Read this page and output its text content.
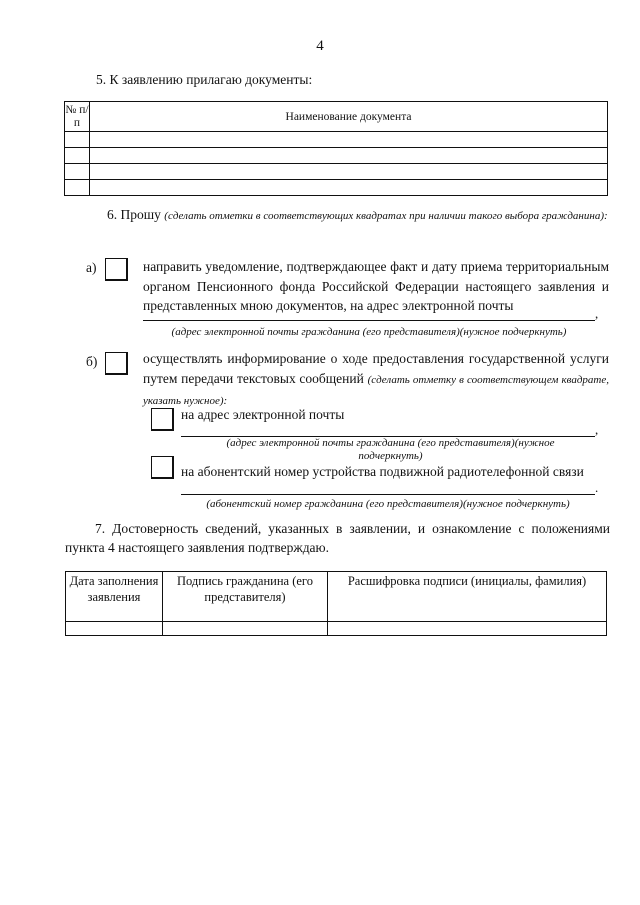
4
5. К заявлению прилагаю документы:
№ п/п	Наименование документа

6. Прошу (сделать отметки в соответствующих квадратах при наличии такого выбора гражданина):
а)	направить уведомление, подтверждающее факт и дату приема территориальным органом Пенсионного фонда Российской Федерации настоящего заявления и представленных мною документов, на адрес электронной почты
,
(адрес электронной почты гражданина (его представителя)(нужное подчеркнуть)
б)	осуществлять информирование о ходе предоставления государственной услуги путем передачи текстовых сообщений (сделать отметку в соответствующем квадрате, указать нужное):
на адрес электронной почты
,
(адрес электронной почты гражданина (его представителя)(нужное подчеркнуть)
на абонентский номер устройства подвижной радиотелефонной связи
.
(абонентский номер гражданина (его представителя)(нужное подчеркнуть)
7. Достоверность сведений, указанных в заявлении, и ознакомление с положениями пункта 4 настоящего заявления подтверждаю.
Дата заполнения заявления	Подпись гражданина (его представителя)	Расшифровка подписи (инициалы, фамилия)
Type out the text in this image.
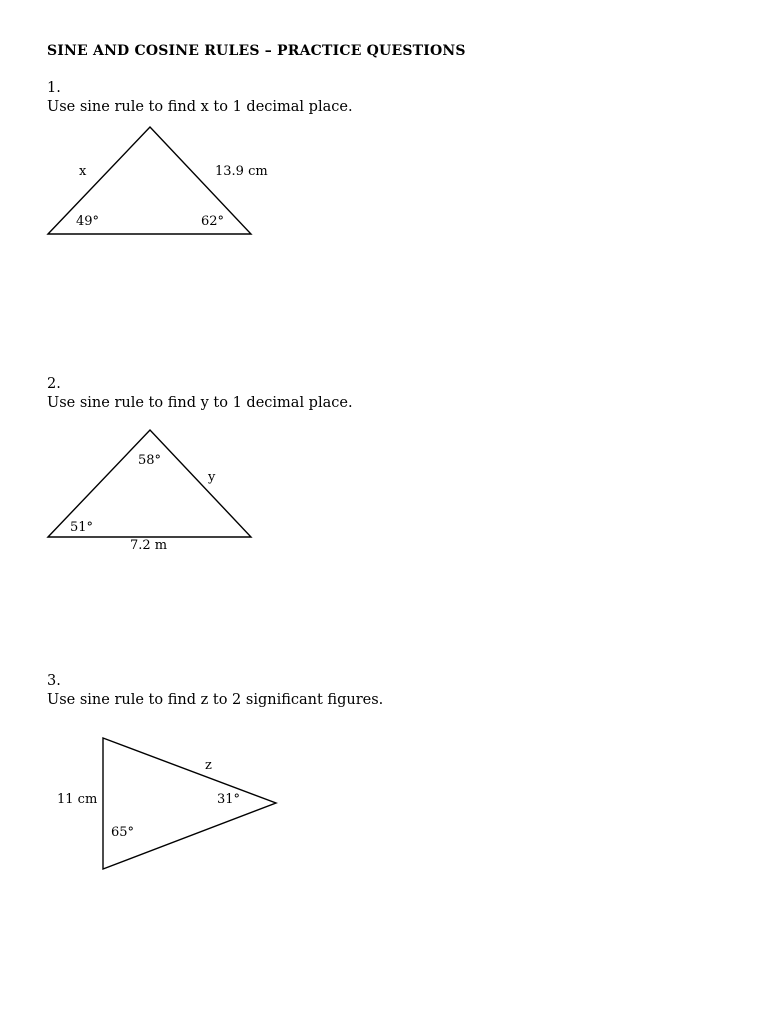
SINE AND COSINE RULES – PRACTICE QUESTIONS
1.
Use sine rule to find x to 1 decimal place.
x	13.9 cm
49°	62°
2.
Use sine rule to find y to 1 decimal place.
58°
y
51°
7.2 m
3.
Use sine rule to find z to 2 significant figures.
z
31°
11 cm
65°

----------------

Requirements
In the entries above, how many lines hold the word "decimal"? State the number and nothing else.

Solution to this task
2